-- START The input --
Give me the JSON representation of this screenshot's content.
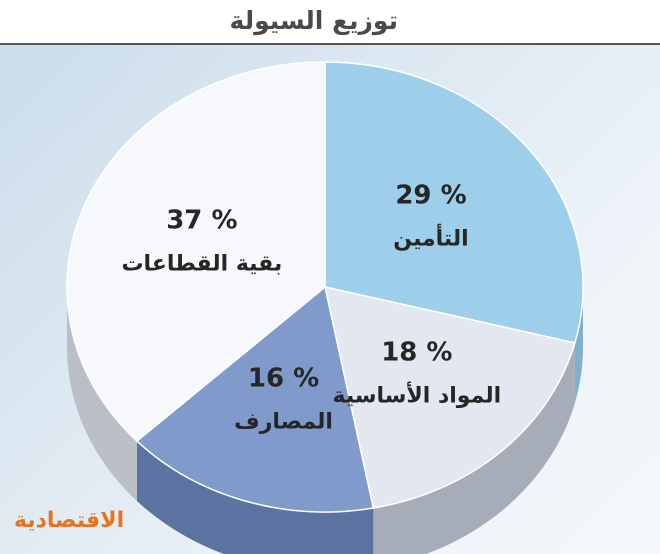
{
  "header": {
    "title": "توزيع السيولة"
  },
  "brand": {
    "name": "الاقتصادية",
    "color": "#e9731d"
  },
  "chart_data": {
    "type": "pie",
    "style": "3d",
    "title": "توزيع السيولة",
    "start_position": "top",
    "direction": "clockwise",
    "slices": [
      {
        "label": "التأمين",
        "value": 29,
        "value_label": "29 %",
        "color": "#9dcfea",
        "side_color": "#7fb0cd"
      },
      {
        "label": "المواد الأساسية",
        "value": 18,
        "value_label": "18 %",
        "color": "#e3e7ef",
        "side_color": "#a7adb8"
      },
      {
        "label": "المصارف",
        "value": 16,
        "value_label": "16 %",
        "color": "#7f9acb",
        "side_color": "#5c73a2"
      },
      {
        "label": "بقية القطاعات",
        "value": 37,
        "value_label": "37 %",
        "color": "#f6f8fb",
        "side_color": "#b9bec7"
      }
    ]
  }
}
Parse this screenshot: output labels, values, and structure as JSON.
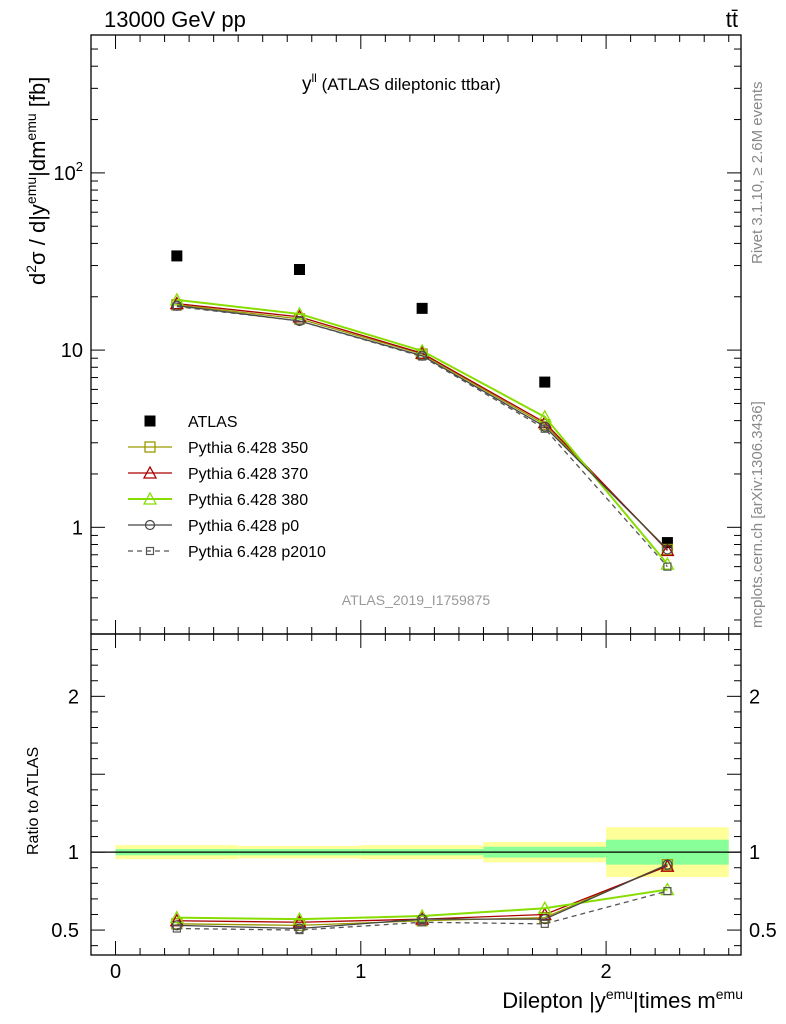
{
  "header": {
    "left": "13000 GeV pp",
    "right": "tt̄"
  },
  "side": {
    "rivet": "Rivet 3.1.10, ≥ 2.6M events",
    "mcplots": "mcplots.cern.ch [arXiv:1306.3436]"
  },
  "chart_data": [
    {
      "type": "scatter",
      "title": "y^ll (ATLAS dileptonic ttbar)",
      "title_main": "y",
      "title_sup": "ll",
      "title_rest": " (ATLAS dileptonic ttbar)",
      "ylabel": "d²σ / d|y^emu|dm^emu [fb]",
      "ylabel_parts": {
        "d": "d",
        "sup1": "2",
        "mid": "σ / d|y",
        "sup2": "emu",
        "mid2": "|dm",
        "sup3": "emu",
        "end": " [fb]"
      },
      "yscale": "log",
      "ylim": [
        0.25,
        600
      ],
      "xlim": [
        -0.1,
        2.55
      ],
      "ytick_labels": [
        "1",
        "10",
        "10²"
      ],
      "ytick_label_parts": {
        "base": "10",
        "exp": "2"
      },
      "analysis_id": "ATLAS_2019_I1759875",
      "legend_placement": "middle-left",
      "x": [
        0.25,
        0.75,
        1.25,
        1.75,
        2.25
      ],
      "series": [
        {
          "name": "ATLAS",
          "color": "#000000",
          "marker": "filled-square",
          "values": [
            34,
            28.5,
            17.2,
            6.6,
            0.82
          ]
        },
        {
          "name": "Pythia 6.428 350",
          "color": "#999900",
          "marker": "open-square",
          "values": [
            18.0,
            15.0,
            9.5,
            3.8,
            0.75
          ]
        },
        {
          "name": "Pythia 6.428 370",
          "color": "#aa0000",
          "marker": "open-triangle",
          "values": [
            18.3,
            15.4,
            9.6,
            3.9,
            0.74
          ]
        },
        {
          "name": "Pythia 6.428 380",
          "color": "#88dd00",
          "marker": "open-triangle",
          "values": [
            19.2,
            16.0,
            9.9,
            4.2,
            0.62
          ]
        },
        {
          "name": "Pythia 6.428 p0",
          "color": "#444444",
          "marker": "open-circle",
          "values": [
            17.8,
            14.6,
            9.3,
            3.7,
            0.75
          ]
        },
        {
          "name": "Pythia 6.428 p2010",
          "color": "#555555",
          "marker": "small-open-square",
          "dashed": true,
          "values": [
            17.6,
            14.6,
            9.2,
            3.6,
            0.6
          ]
        }
      ]
    },
    {
      "type": "scatter",
      "title": "",
      "xlabel": "Dilepton |y^emu|times m^emu",
      "xlabel_parts": {
        "a": "Dilepton |y",
        "sup1": "emu",
        "b": "|times m",
        "sup2": "emu"
      },
      "ylabel": "Ratio to ATLAS",
      "ylim": [
        0.34,
        2.4
      ],
      "xlim": [
        -0.1,
        2.55
      ],
      "xtick_labels": [
        "0",
        "1",
        "2"
      ],
      "ytick_labels": [
        "0.5",
        "1",
        "2"
      ],
      "bands": {
        "edges": [
          0,
          0.5,
          1.0,
          1.5,
          2.0,
          2.5
        ],
        "green_half": [
          0.02,
          0.02,
          0.02,
          0.035,
          0.08
        ],
        "yellow_half": [
          0.045,
          0.04,
          0.045,
          0.065,
          0.16
        ],
        "green_color": "#88ff99",
        "yellow_color": "#ffff99"
      },
      "x": [
        0.25,
        0.75,
        1.25,
        1.75,
        2.25
      ],
      "series": [
        {
          "name": "Pythia 6.428 350",
          "color": "#999900",
          "values": [
            0.54,
            0.53,
            0.56,
            0.58,
            0.92
          ]
        },
        {
          "name": "Pythia 6.428 370",
          "color": "#aa0000",
          "values": [
            0.56,
            0.55,
            0.57,
            0.6,
            0.91
          ]
        },
        {
          "name": "Pythia 6.428 380",
          "color": "#88dd00",
          "values": [
            0.58,
            0.57,
            0.59,
            0.64,
            0.76
          ]
        },
        {
          "name": "Pythia 6.428 p0",
          "color": "#444444",
          "values": [
            0.53,
            0.51,
            0.57,
            0.57,
            0.92
          ]
        },
        {
          "name": "Pythia 6.428 p2010",
          "color": "#555555",
          "dashed": true,
          "values": [
            0.51,
            0.5,
            0.55,
            0.54,
            0.75
          ]
        }
      ]
    }
  ]
}
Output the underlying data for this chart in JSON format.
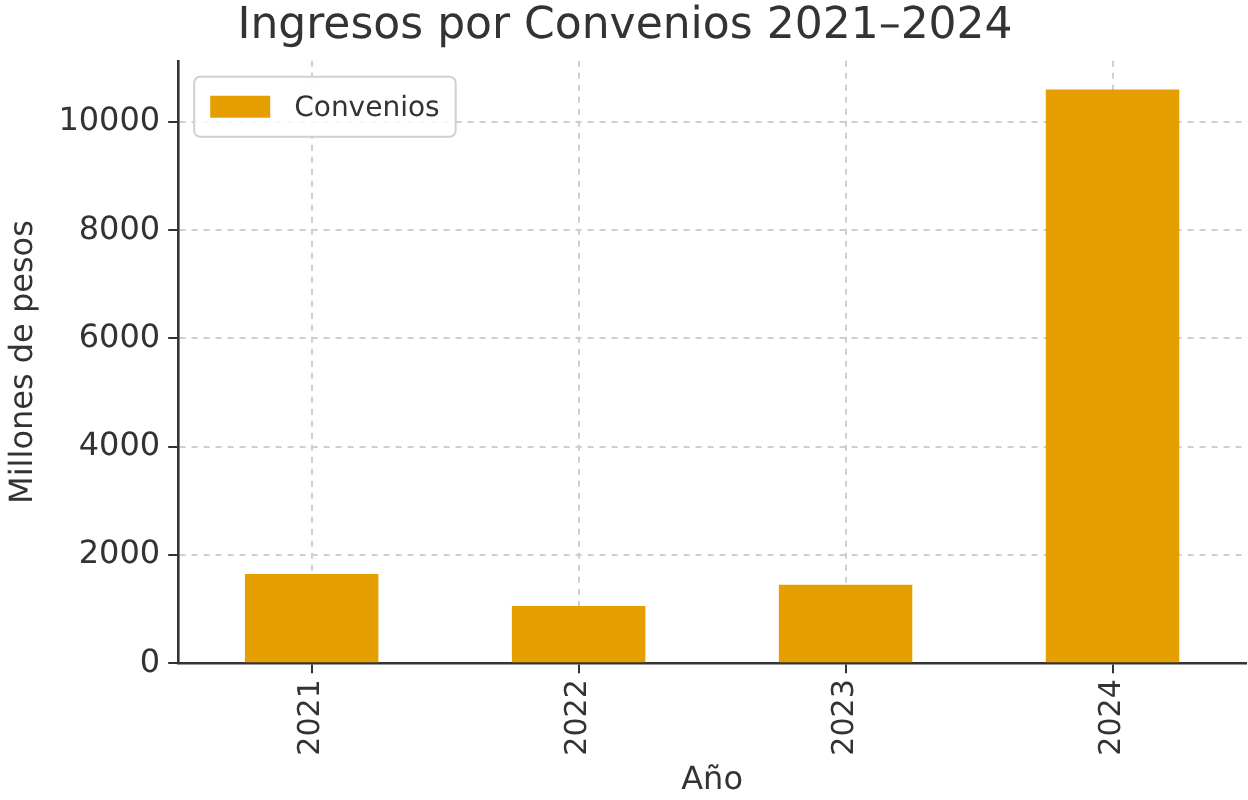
-- END The input --
* [Exercise] Pull out all lines of the data with the string "JSON".

* [Solution to this exercise]
Give me the JSON representation of this screenshot's content.
Parse this screenshot: output labels, values, and structure as JSON.
Output the underlying data for this chart in JSON format.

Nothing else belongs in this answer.